(Dataset items)

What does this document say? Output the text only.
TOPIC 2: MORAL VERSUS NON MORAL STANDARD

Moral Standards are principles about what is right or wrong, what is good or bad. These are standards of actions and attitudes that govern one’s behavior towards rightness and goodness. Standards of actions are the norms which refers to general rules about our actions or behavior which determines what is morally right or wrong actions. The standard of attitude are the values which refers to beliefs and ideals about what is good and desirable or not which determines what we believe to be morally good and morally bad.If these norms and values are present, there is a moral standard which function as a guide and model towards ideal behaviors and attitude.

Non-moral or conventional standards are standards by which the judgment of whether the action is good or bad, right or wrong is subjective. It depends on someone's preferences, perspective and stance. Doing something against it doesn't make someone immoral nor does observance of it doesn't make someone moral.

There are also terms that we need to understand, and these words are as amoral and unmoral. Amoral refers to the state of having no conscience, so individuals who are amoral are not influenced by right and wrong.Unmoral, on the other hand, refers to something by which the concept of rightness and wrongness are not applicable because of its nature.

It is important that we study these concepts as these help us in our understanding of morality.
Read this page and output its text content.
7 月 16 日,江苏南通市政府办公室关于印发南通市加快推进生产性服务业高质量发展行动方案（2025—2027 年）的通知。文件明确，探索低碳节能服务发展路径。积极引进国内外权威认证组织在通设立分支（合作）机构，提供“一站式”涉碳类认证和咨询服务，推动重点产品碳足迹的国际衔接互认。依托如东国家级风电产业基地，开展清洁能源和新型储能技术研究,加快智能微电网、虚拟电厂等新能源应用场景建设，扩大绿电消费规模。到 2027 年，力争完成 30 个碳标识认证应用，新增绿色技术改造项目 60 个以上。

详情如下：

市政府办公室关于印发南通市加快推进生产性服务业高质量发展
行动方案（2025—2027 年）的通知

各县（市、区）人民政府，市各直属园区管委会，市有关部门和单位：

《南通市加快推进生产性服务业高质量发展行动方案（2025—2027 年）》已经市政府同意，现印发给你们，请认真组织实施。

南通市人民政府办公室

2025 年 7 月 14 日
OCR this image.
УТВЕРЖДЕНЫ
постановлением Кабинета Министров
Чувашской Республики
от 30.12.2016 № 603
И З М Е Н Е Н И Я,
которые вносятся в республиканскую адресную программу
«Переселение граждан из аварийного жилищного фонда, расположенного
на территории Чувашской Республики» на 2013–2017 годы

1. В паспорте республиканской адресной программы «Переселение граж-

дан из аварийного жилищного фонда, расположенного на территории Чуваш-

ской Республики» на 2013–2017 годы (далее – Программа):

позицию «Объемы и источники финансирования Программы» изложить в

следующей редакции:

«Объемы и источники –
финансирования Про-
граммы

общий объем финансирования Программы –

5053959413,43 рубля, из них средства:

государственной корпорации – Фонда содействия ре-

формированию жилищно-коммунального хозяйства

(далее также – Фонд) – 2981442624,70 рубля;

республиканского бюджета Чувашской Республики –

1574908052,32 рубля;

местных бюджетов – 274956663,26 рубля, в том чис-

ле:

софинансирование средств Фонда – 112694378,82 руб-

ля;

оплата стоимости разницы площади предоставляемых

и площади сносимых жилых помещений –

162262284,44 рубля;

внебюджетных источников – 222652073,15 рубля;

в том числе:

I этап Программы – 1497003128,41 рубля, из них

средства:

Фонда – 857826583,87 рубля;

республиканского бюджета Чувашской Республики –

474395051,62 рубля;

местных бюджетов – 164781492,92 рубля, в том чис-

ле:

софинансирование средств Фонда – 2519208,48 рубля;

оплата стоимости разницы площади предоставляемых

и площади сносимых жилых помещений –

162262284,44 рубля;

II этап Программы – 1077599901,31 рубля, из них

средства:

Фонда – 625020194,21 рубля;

Exercise objective: In the records above, tally the lines where the word "местных" appears, and give the number and nothing else.

Result for this task: 2